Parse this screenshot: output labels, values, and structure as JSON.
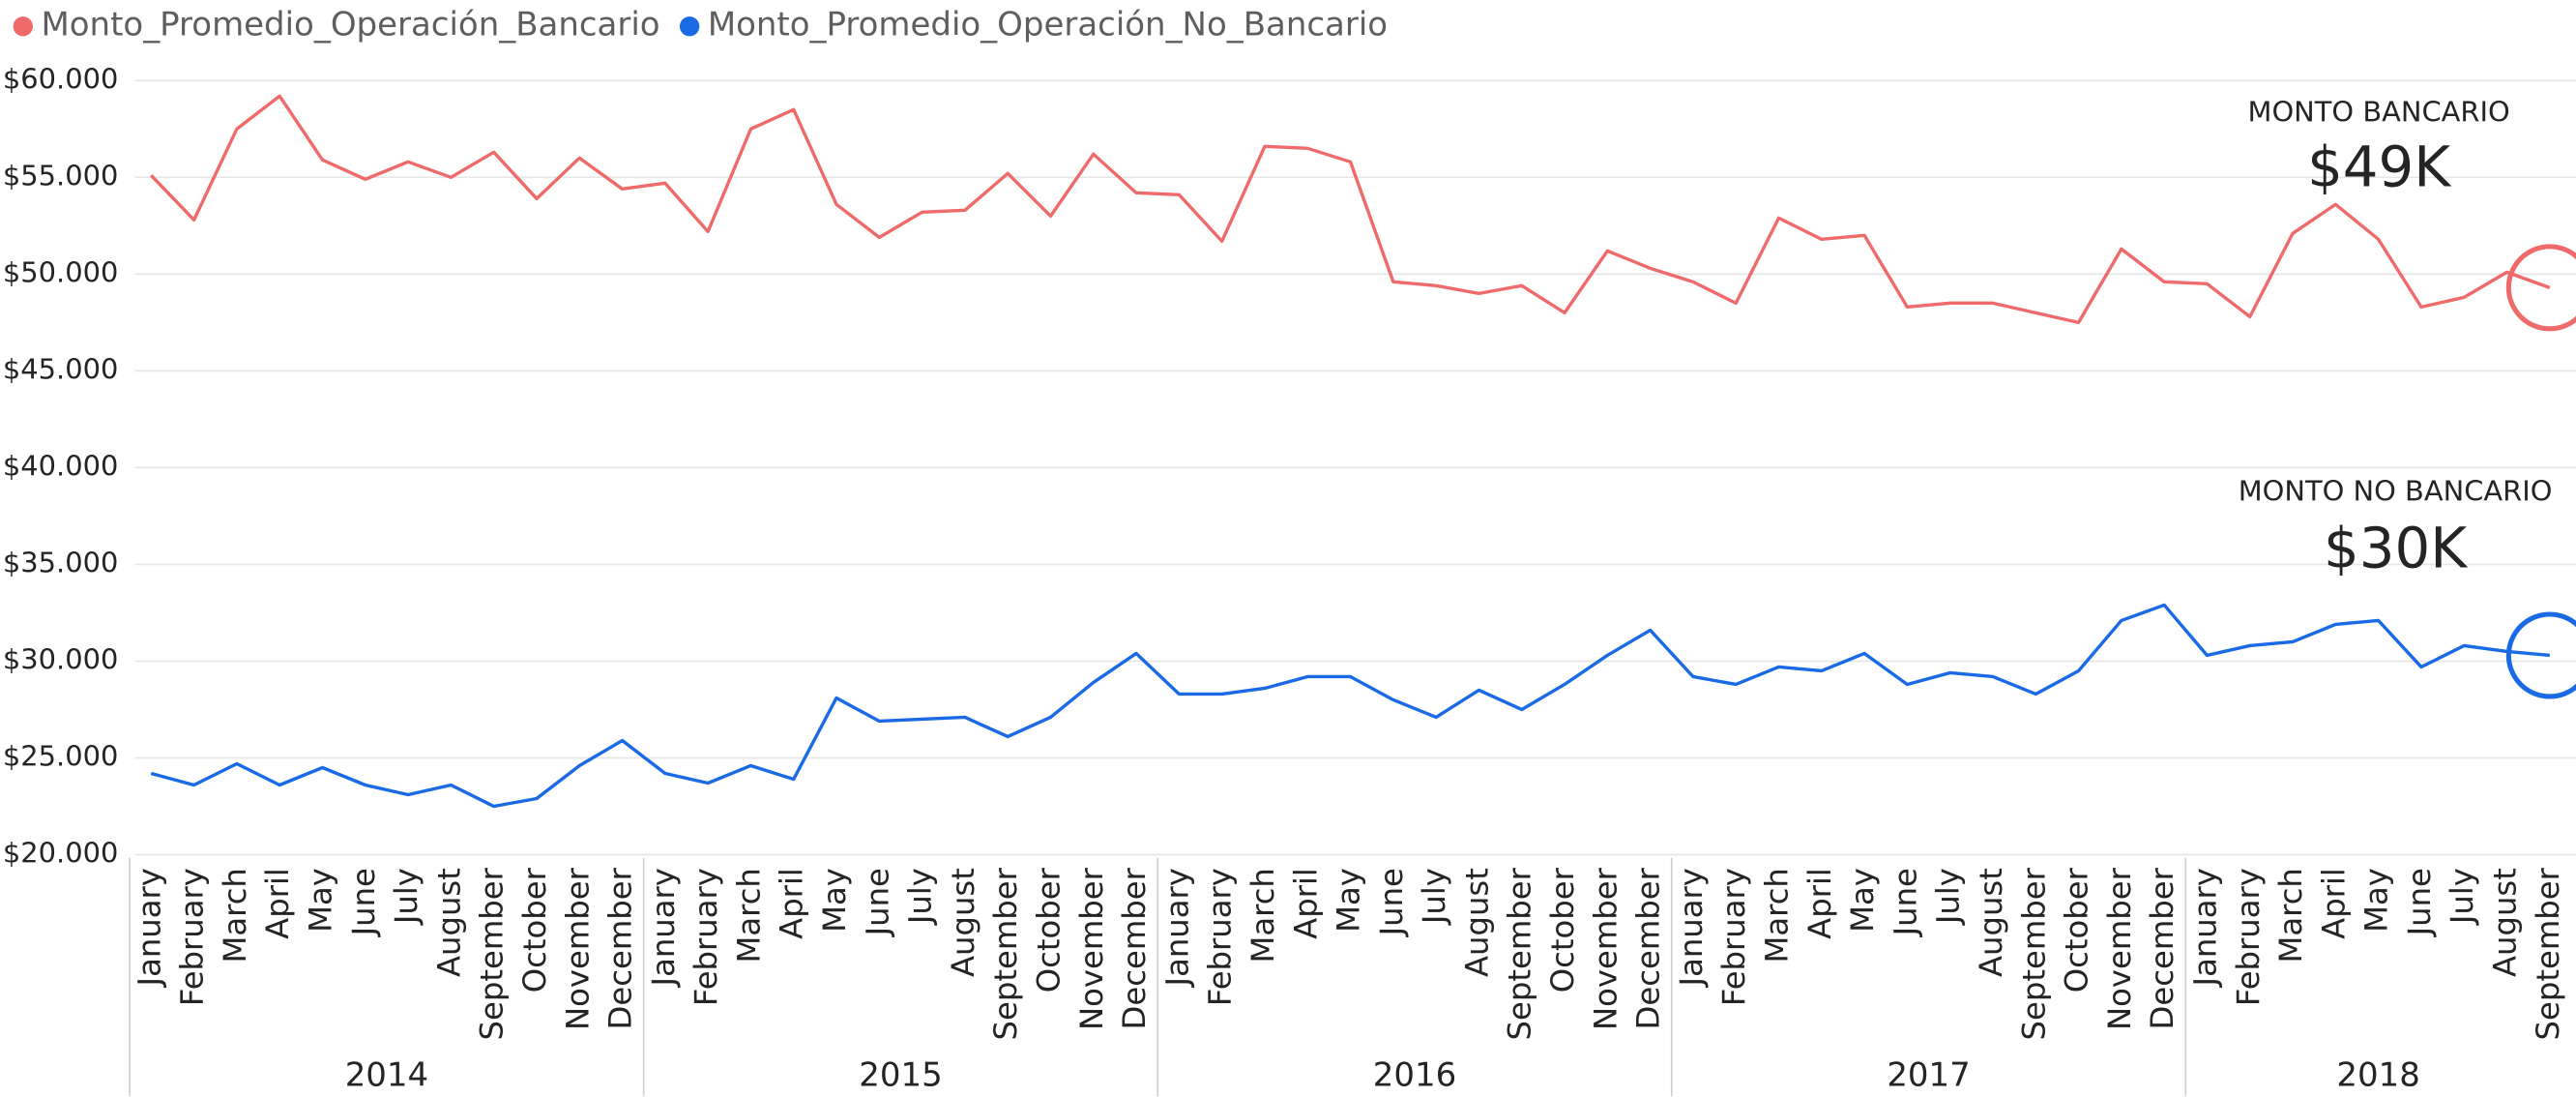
{
  "chart_data": {
    "type": "line",
    "categories": [
      "January",
      "February",
      "March",
      "April",
      "May",
      "June",
      "July",
      "August",
      "September",
      "October",
      "November",
      "December",
      "January",
      "February",
      "March",
      "April",
      "May",
      "June",
      "July",
      "August",
      "September",
      "October",
      "November",
      "December",
      "January",
      "February",
      "March",
      "April",
      "May",
      "June",
      "July",
      "August",
      "September",
      "October",
      "November",
      "December",
      "January",
      "February",
      "March",
      "April",
      "May",
      "June",
      "July",
      "August",
      "September",
      "October",
      "November",
      "December",
      "January",
      "February",
      "March",
      "April",
      "May",
      "June",
      "July",
      "August",
      "September"
    ],
    "years": [
      "2014",
      "2015",
      "2016",
      "2017",
      "2018"
    ],
    "series": [
      {
        "name": "Monto_Promedio_Operación_Bancario",
        "color": "#ef6a6a",
        "values": [
          55100,
          52800,
          57500,
          59200,
          55900,
          54900,
          55800,
          55000,
          56300,
          53900,
          56000,
          54400,
          54700,
          52200,
          57500,
          58500,
          53600,
          51900,
          53200,
          53300,
          55200,
          53000,
          56200,
          54200,
          54100,
          51700,
          56600,
          56500,
          55800,
          49600,
          49400,
          49000,
          49400,
          48000,
          51200,
          50300,
          49600,
          48500,
          52900,
          51800,
          52000,
          48300,
          48500,
          48500,
          48000,
          47500,
          51300,
          49600,
          49500,
          47800,
          52100,
          53600,
          51800,
          48300,
          48800,
          50100,
          49300
        ]
      },
      {
        "name": "Monto_Promedio_Operación_No_Bancario",
        "color": "#1a6ae6",
        "values": [
          24200,
          23600,
          24700,
          23600,
          24500,
          23600,
          23100,
          23600,
          22500,
          22900,
          24600,
          25900,
          24200,
          23700,
          24600,
          23900,
          28100,
          26900,
          27000,
          27100,
          26100,
          27100,
          28900,
          30400,
          28300,
          28300,
          28600,
          29200,
          29200,
          28000,
          27100,
          28500,
          27500,
          28800,
          30300,
          31600,
          29200,
          28800,
          29700,
          29500,
          30400,
          28800,
          29400,
          29200,
          28300,
          29500,
          32100,
          32900,
          30300,
          30800,
          31000,
          31900,
          32100,
          29700,
          30800,
          30500,
          30300
        ]
      }
    ],
    "annotations": [
      {
        "label": "MONTO BANCARIO",
        "value": "$49K"
      },
      {
        "label": "MONTO NO BANCARIO",
        "value": "$30K"
      }
    ],
    "ylim": [
      20000,
      60000
    ],
    "yticks": [
      {
        "value": 20000,
        "label": "$20.000"
      },
      {
        "value": 25000,
        "label": "$25.000"
      },
      {
        "value": 30000,
        "label": "$30.000"
      },
      {
        "value": 35000,
        "label": "$35.000"
      },
      {
        "value": 40000,
        "label": "$40.000"
      },
      {
        "value": 45000,
        "label": "$45.000"
      },
      {
        "value": 50000,
        "label": "$50.000"
      },
      {
        "value": 55000,
        "label": "$55.000"
      },
      {
        "value": 60000,
        "label": "$60.000"
      }
    ],
    "grid": true
  }
}
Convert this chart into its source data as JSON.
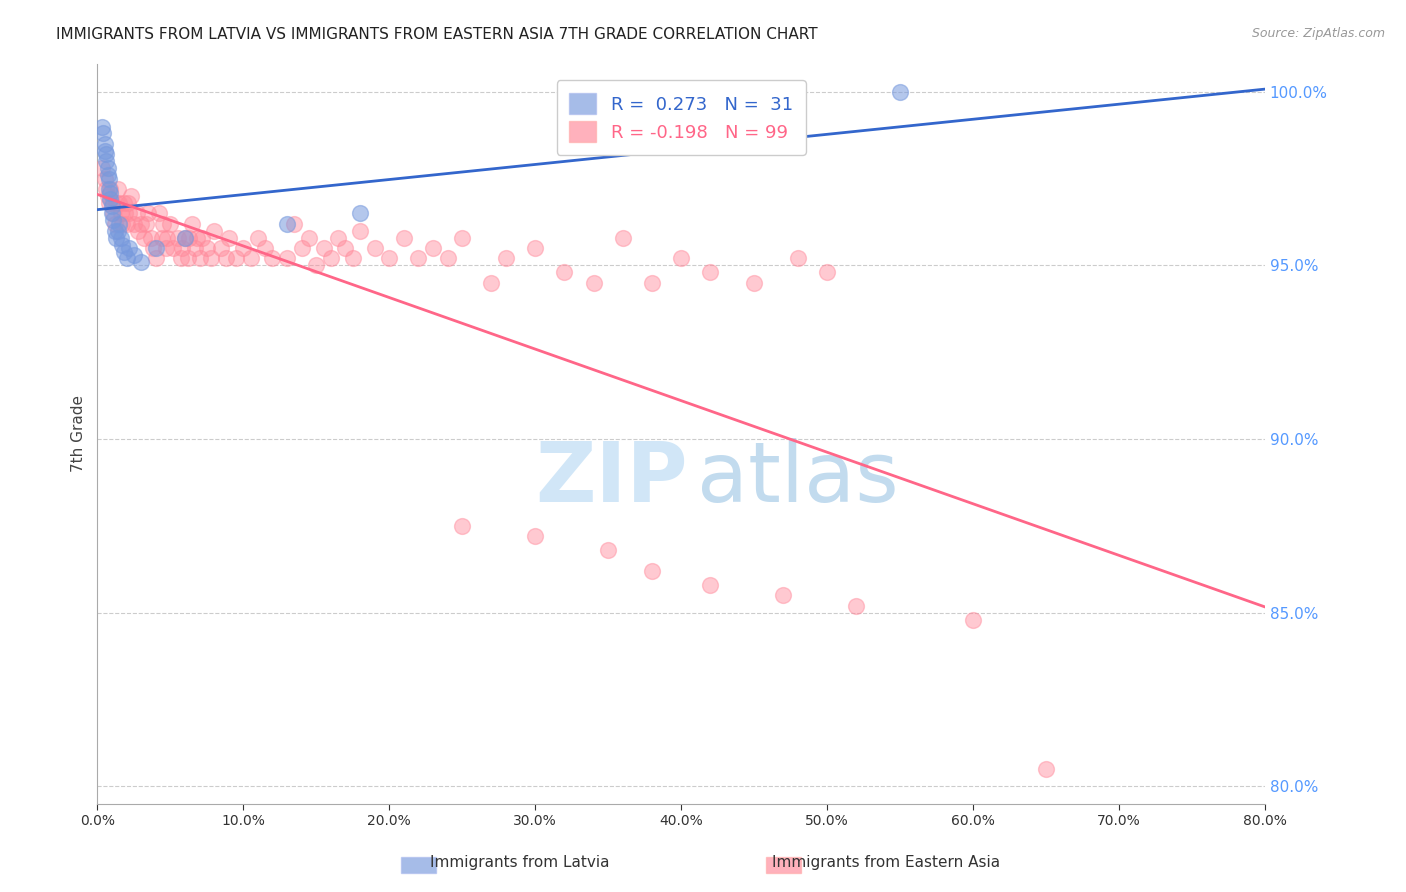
{
  "title": "IMMIGRANTS FROM LATVIA VS IMMIGRANTS FROM EASTERN ASIA 7TH GRADE CORRELATION CHART",
  "source": "Source: ZipAtlas.com",
  "ylabel_left": "7th Grade",
  "r_latvia": 0.273,
  "n_latvia": 31,
  "r_eastern_asia": -0.198,
  "n_eastern_asia": 99,
  "color_latvia": "#7799DD",
  "color_eastern_asia": "#FF8899",
  "trendline_latvia": "#3366CC",
  "trendline_eastern_asia": "#FF6688",
  "xmin": 0.0,
  "xmax": 0.8,
  "ymin": 0.795,
  "ymax": 1.008,
  "ytick_right_color": "#5599FF",
  "legend_labels": [
    "Immigrants from Latvia",
    "Immigrants from Eastern Asia"
  ],
  "latvia_x": [
    0.003,
    0.004,
    0.005,
    0.005,
    0.006,
    0.006,
    0.007,
    0.007,
    0.008,
    0.008,
    0.009,
    0.009,
    0.01,
    0.01,
    0.011,
    0.012,
    0.013,
    0.014,
    0.015,
    0.016,
    0.017,
    0.018,
    0.02,
    0.022,
    0.025,
    0.03,
    0.04,
    0.06,
    0.13,
    0.18,
    0.55
  ],
  "latvia_y": [
    0.99,
    0.988,
    0.985,
    0.983,
    0.982,
    0.98,
    0.978,
    0.976,
    0.975,
    0.972,
    0.971,
    0.969,
    0.967,
    0.965,
    0.963,
    0.96,
    0.958,
    0.96,
    0.962,
    0.958,
    0.956,
    0.954,
    0.952,
    0.955,
    0.953,
    0.951,
    0.955,
    0.958,
    0.962,
    0.965,
    1.0
  ],
  "eastern_asia_x": [
    0.003,
    0.005,
    0.006,
    0.007,
    0.008,
    0.009,
    0.01,
    0.011,
    0.012,
    0.013,
    0.014,
    0.015,
    0.016,
    0.017,
    0.018,
    0.019,
    0.02,
    0.021,
    0.022,
    0.023,
    0.025,
    0.027,
    0.028,
    0.03,
    0.032,
    0.033,
    0.035,
    0.037,
    0.038,
    0.04,
    0.042,
    0.044,
    0.045,
    0.047,
    0.048,
    0.05,
    0.052,
    0.055,
    0.057,
    0.058,
    0.06,
    0.062,
    0.063,
    0.065,
    0.067,
    0.068,
    0.07,
    0.072,
    0.075,
    0.078,
    0.08,
    0.085,
    0.088,
    0.09,
    0.095,
    0.1,
    0.105,
    0.11,
    0.115,
    0.12,
    0.13,
    0.135,
    0.14,
    0.145,
    0.15,
    0.155,
    0.16,
    0.165,
    0.17,
    0.175,
    0.18,
    0.19,
    0.2,
    0.21,
    0.22,
    0.23,
    0.24,
    0.25,
    0.27,
    0.28,
    0.3,
    0.32,
    0.34,
    0.36,
    0.38,
    0.4,
    0.42,
    0.45,
    0.48,
    0.5,
    0.25,
    0.3,
    0.35,
    0.38,
    0.42,
    0.47,
    0.52,
    0.6,
    0.65
  ],
  "eastern_asia_y": [
    0.978,
    0.975,
    0.972,
    0.97,
    0.968,
    0.972,
    0.968,
    0.965,
    0.962,
    0.968,
    0.972,
    0.968,
    0.965,
    0.962,
    0.968,
    0.965,
    0.962,
    0.968,
    0.965,
    0.97,
    0.962,
    0.965,
    0.96,
    0.962,
    0.958,
    0.962,
    0.965,
    0.958,
    0.955,
    0.952,
    0.965,
    0.958,
    0.962,
    0.955,
    0.958,
    0.962,
    0.955,
    0.958,
    0.952,
    0.955,
    0.958,
    0.952,
    0.958,
    0.962,
    0.955,
    0.958,
    0.952,
    0.958,
    0.955,
    0.952,
    0.96,
    0.955,
    0.952,
    0.958,
    0.952,
    0.955,
    0.952,
    0.958,
    0.955,
    0.952,
    0.952,
    0.962,
    0.955,
    0.958,
    0.95,
    0.955,
    0.952,
    0.958,
    0.955,
    0.952,
    0.96,
    0.955,
    0.952,
    0.958,
    0.952,
    0.955,
    0.952,
    0.958,
    0.945,
    0.952,
    0.955,
    0.948,
    0.945,
    0.958,
    0.945,
    0.952,
    0.948,
    0.945,
    0.952,
    0.948,
    0.875,
    0.872,
    0.868,
    0.862,
    0.858,
    0.855,
    0.852,
    0.848,
    0.805
  ]
}
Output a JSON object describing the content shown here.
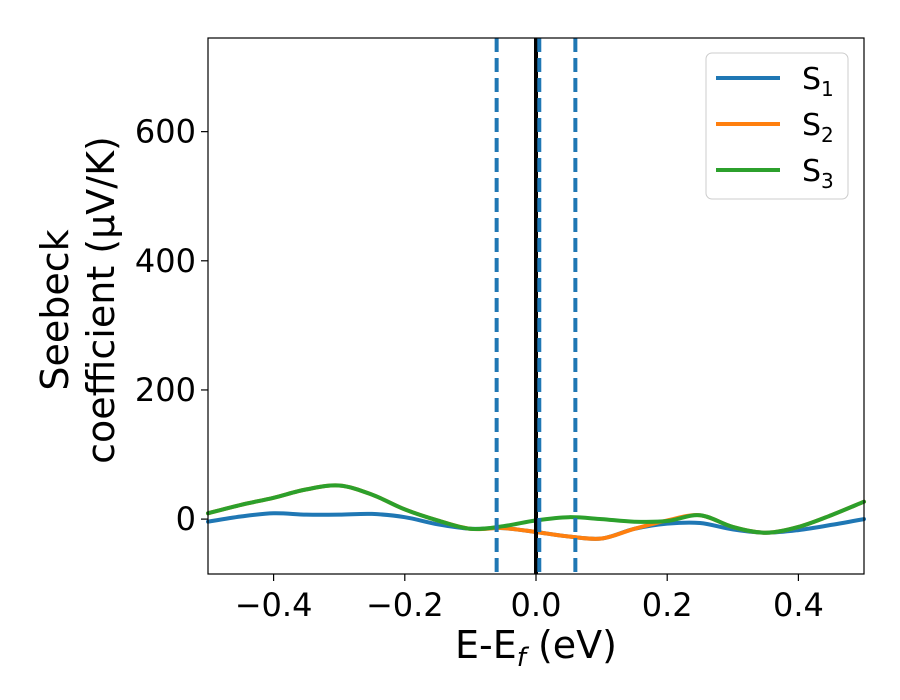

○ ○ ○

### WHAT IS REQUIRED
Leave out the pictures and retype every line above exactly.

### WORKED ANSWER
Parse this screenshot: output labels, values, and structure as JSON.
{
  "chart_data": {
    "type": "line",
    "categories": [
      "January",
      "February",
      "March",
      "April",
      "May",
      "June",
      "July",
      "August",
      "September",
      "October",
      "November",
      "December",
      "January",
      "February",
      "March",
      "April",
      "May",
      "June",
      "July",
      "August",
      "September",
      "October",
      "November",
      "December",
      "January",
      "February",
      "March",
      "April",
      "May",
      "June",
      "July",
      "August",
      "September",
      "October",
      "November",
      "December",
      "January",
      "February",
      "March",
      "April",
      "May",
      "June",
      "July",
      "August",
      "September",
      "October",
      "November",
      "December",
      "January",
      "February",
      "March",
      "April",
      "May",
      "June",
      "July",
      "August",
      "September"
    ],
    "years": [
      "2014",
      "2015",
      "2016",
      "2017",
      "2018"
    ],
    "series": [
      {
        "name": "Monto_Promedio_Operación_Bancario",
        "color": "#ef6a6a",
        "values": [
          55100,
          52800,
          57500,
          59200,
          55900,
          54900,
          55800,
          55000,
          56300,
          53900,
          56000,
          54400,
          54700,
          52200,
          57500,
          58500,
          53600,
          51900,
          53200,
          53300,
          55200,
          53000,
          56200,
          54200,
          54100,
          51700,
          56600,
          56500,
          55800,
          49600,
          49400,
          49000,
          49400,
          48000,
          51200,
          50300,
          49600,
          48500,
          52900,
          51800,
          52000,
          48300,
          48500,
          48500,
          48000,
          47500,
          51300,
          49600,
          49500,
          47800,
          52100,
          53600,
          51800,
          48300,
          48800,
          50100,
          49300
        ]
      },
      {
        "name": "Monto_Promedio_Operación_No_Bancario",
        "color": "#1a6ae6",
        "values": [
          24200,
          23600,
          24700,
          23600,
          24500,
          23600,
          23100,
          23600,
          22500,
          22900,
          24600,
          25900,
          24200,
          23700,
          24600,
          23900,
          28100,
          26900,
          27000,
          27100,
          26100,
          27100,
          28900,
          30400,
          28300,
          28300,
          28600,
          29200,
          29200,
          28000,
          27100,
          28500,
          27500,
          28800,
          30300,
          31600,
          29200,
          28800,
          29700,
          29500,
          30400,
          28800,
          29400,
          29200,
          28300,
          29500,
          32100,
          32900,
          30300,
          30800,
          31000,
          31900,
          32100,
          29700,
          30800,
          30500,
          30300
        ]
      }
    ],
    "annotations": [
      {
        "label": "MONTO BANCARIO",
        "value": "$49K"
      },
      {
        "label": "MONTO NO BANCARIO",
        "value": "$30K"
      }
    ],
    "ylim": [
      20000,
      60000
    ],
    "yticks": [
      {
        "value": 20000,
        "label": "$20.000"
      },
      {
        "value": 25000,
        "label": "$25.000"
      },
      {
        "value": 30000,
        "label": "$30.000"
      },
      {
        "value": 35000,
        "label": "$35.000"
      },
      {
        "value": 40000,
        "label": "$40.000"
      },
      {
        "value": 45000,
        "label": "$45.000"
      },
      {
        "value": 50000,
        "label": "$50.000"
      },
      {
        "value": 55000,
        "label": "$55.000"
      },
      {
        "value": 60000,
        "label": "$60.000"
      }
    ],
    "grid": true
  }
}
Convert this chart into its source data as JSON.
{
  "title": "IMMIGRANTS FROM LATVIA VS IMMIGRANTS FROM EASTERN ASIA 7TH GRADE CORRELATION CHART",
  "source": "Source: ZipAtlas.com",
  "ylabel_left": "7th Grade",
  "r_latvia": 0.273,
  "n_latvia": 31,
  "r_eastern_asia": -0.198,
  "n_eastern_asia": 99,
  "color_latvia": "#7799DD",
  "color_eastern_asia": "#FF8899",
  "trendline_latvia": "#3366CC",
  "trendline_eastern_asia": "#FF6688",
  "xmin": 0.0,
  "xmax": 0.8,
  "ymin": 0.795,
  "ymax": 1.008,
  "ytick_right_color": "#5599FF",
  "legend_labels": [
    "Immigrants from Latvia",
    "Immigrants from Eastern Asia"
  ],
  "latvia_x": [
    0.003,
    0.004,
    0.005,
    0.005,
    0.006,
    0.006,
    0.007,
    0.007,
    0.008,
    0.008,
    0.009,
    0.009,
    0.01,
    0.01,
    0.011,
    0.012,
    0.013,
    0.014,
    0.015,
    0.016,
    0.017,
    0.018,
    0.02,
    0.022,
    0.025,
    0.03,
    0.04,
    0.06,
    0.13,
    0.18,
    0.55
  ],
  "latvia_y": [
    0.99,
    0.988,
    0.985,
    0.983,
    0.982,
    0.98,
    0.978,
    0.976,
    0.975,
    0.972,
    0.971,
    0.969,
    0.967,
    0.965,
    0.963,
    0.96,
    0.958,
    0.96,
    0.962,
    0.958,
    0.956,
    0.954,
    0.952,
    0.955,
    0.953,
    0.951,
    0.955,
    0.958,
    0.962,
    0.965,
    1.0
  ],
  "eastern_asia_x": [
    0.003,
    0.005,
    0.006,
    0.007,
    0.008,
    0.009,
    0.01,
    0.011,
    0.012,
    0.013,
    0.014,
    0.015,
    0.016,
    0.017,
    0.018,
    0.019,
    0.02,
    0.021,
    0.022,
    0.023,
    0.025,
    0.027,
    0.028,
    0.03,
    0.032,
    0.033,
    0.035,
    0.037,
    0.038,
    0.04,
    0.042,
    0.044,
    0.045,
    0.047,
    0.048,
    0.05,
    0.052,
    0.055,
    0.057,
    0.058,
    0.06,
    0.062,
    0.063,
    0.065,
    0.067,
    0.068,
    0.07,
    0.072,
    0.075,
    0.078,
    0.08,
    0.085,
    0.088,
    0.09,
    0.095,
    0.1,
    0.105,
    0.11,
    0.115,
    0.12,
    0.13,
    0.135,
    0.14,
    0.145,
    0.15,
    0.155,
    0.16,
    0.165,
    0.17,
    0.175,
    0.18,
    0.19,
    0.2,
    0.21,
    0.22,
    0.23,
    0.24,
    0.25,
    0.27,
    0.28,
    0.3,
    0.32,
    0.34,
    0.36,
    0.38,
    0.4,
    0.42,
    0.45,
    0.48,
    0.5,
    0.25,
    0.3,
    0.35,
    0.38,
    0.42,
    0.47,
    0.52,
    0.6,
    0.65
  ],
  "eastern_asia_y": [
    0.978,
    0.975,
    0.972,
    0.97,
    0.968,
    0.972,
    0.968,
    0.965,
    0.962,
    0.968,
    0.972,
    0.968,
    0.965,
    0.962,
    0.968,
    0.965,
    0.962,
    0.968,
    0.965,
    0.97,
    0.962,
    0.965,
    0.96,
    0.962,
    0.958,
    0.962,
    0.965,
    0.958,
    0.955,
    0.952,
    0.965,
    0.958,
    0.962,
    0.955,
    0.958,
    0.962,
    0.955,
    0.958,
    0.952,
    0.955,
    0.958,
    0.952,
    0.958,
    0.962,
    0.955,
    0.958,
    0.952,
    0.958,
    0.955,
    0.952,
    0.96,
    0.955,
    0.952,
    0.958,
    0.952,
    0.955,
    0.952,
    0.958,
    0.955,
    0.952,
    0.952,
    0.962,
    0.955,
    0.958,
    0.95,
    0.955,
    0.952,
    0.958,
    0.955,
    0.952,
    0.96,
    0.955,
    0.952,
    0.958,
    0.952,
    0.955,
    0.952,
    0.958,
    0.945,
    0.952,
    0.955,
    0.948,
    0.945,
    0.958,
    0.945,
    0.952,
    0.948,
    0.945,
    0.952,
    0.948,
    0.875,
    0.872,
    0.868,
    0.862,
    0.858,
    0.855,
    0.852,
    0.848,
    0.805
  ]
}
Output a JSON object describing the content shown here.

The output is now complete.